JOHN GRANT, Heaven – Evening Standard, 14 March 2013

John Grant’s London comeback show was a good-humoured, enjoyable affair, all things considered. “All things” including the 44-year-old Colorado singer-songwriter’s HIV diagnosis, which he revealed on stage last summer, and a break-up so painful that it dominates the bitter, angry songs on his second solo album.

Grant could teach the new Pope a few things about confession. On Vietnam he compared his former lover’s coldness to the chemical weapon Agent Orange.

On the softer ballad GMF he said, simply: “I am not who you think I am/I am quite angry/Which I barely can conceal.”

In a set largely comprised of new songs, he frequently abandoned the piano-led soft rock of his earlier work for a sparse, cold electronic sound that left more space for his rich voice and striking words.

If humour hasn’t saved him, it saved this show from self-pity. Over the gentle synth waves of You Don’t Have To, he recalled: “We walked the dogs and took long strolls through the park/Except we never had dogs and never went to the park.”

On the climactic Queen of Denmark, an argument raged: “You tell me that my life is based on a lie/I casually mention that I pissed in your coffee.”

He has his problems, undoubtedly, but presents them so remarkably that you can’t help feeling he’s making the very best of his situation.

Task A
According to the concert review, to what did Grant compare his former lover's coldness on Vietnam?
Task B
List every song title named in the concert review.
The items that come after the concert review are taken from a separate source.

Stored data
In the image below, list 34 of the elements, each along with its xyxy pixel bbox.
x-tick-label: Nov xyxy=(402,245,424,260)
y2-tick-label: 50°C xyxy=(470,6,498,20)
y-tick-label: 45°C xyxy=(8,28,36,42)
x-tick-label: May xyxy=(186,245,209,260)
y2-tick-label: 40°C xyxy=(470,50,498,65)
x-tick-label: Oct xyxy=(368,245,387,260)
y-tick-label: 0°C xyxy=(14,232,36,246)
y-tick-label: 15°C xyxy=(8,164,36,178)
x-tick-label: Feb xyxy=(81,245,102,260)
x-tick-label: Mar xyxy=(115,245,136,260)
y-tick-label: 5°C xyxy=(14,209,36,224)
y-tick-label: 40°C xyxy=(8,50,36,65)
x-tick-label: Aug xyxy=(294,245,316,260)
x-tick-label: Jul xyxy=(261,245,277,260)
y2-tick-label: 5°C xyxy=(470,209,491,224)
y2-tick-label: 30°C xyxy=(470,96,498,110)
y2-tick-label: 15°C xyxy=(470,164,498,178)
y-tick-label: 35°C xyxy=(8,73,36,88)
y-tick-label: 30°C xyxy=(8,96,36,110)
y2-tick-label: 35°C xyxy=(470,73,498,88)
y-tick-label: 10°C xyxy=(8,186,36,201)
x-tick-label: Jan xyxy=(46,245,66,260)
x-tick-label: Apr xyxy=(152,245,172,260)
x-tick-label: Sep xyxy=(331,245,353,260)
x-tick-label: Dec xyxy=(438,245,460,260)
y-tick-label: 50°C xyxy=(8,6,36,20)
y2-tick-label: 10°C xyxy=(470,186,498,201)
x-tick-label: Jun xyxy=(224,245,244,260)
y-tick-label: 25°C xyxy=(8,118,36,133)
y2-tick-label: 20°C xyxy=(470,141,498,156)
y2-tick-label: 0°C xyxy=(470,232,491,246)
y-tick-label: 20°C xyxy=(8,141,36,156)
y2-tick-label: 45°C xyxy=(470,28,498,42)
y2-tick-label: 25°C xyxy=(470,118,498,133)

Task output A
The chemical weapon Agent Orange.

Task output B
Vietnam, GMF, You Don't Have To, Queen of Denmark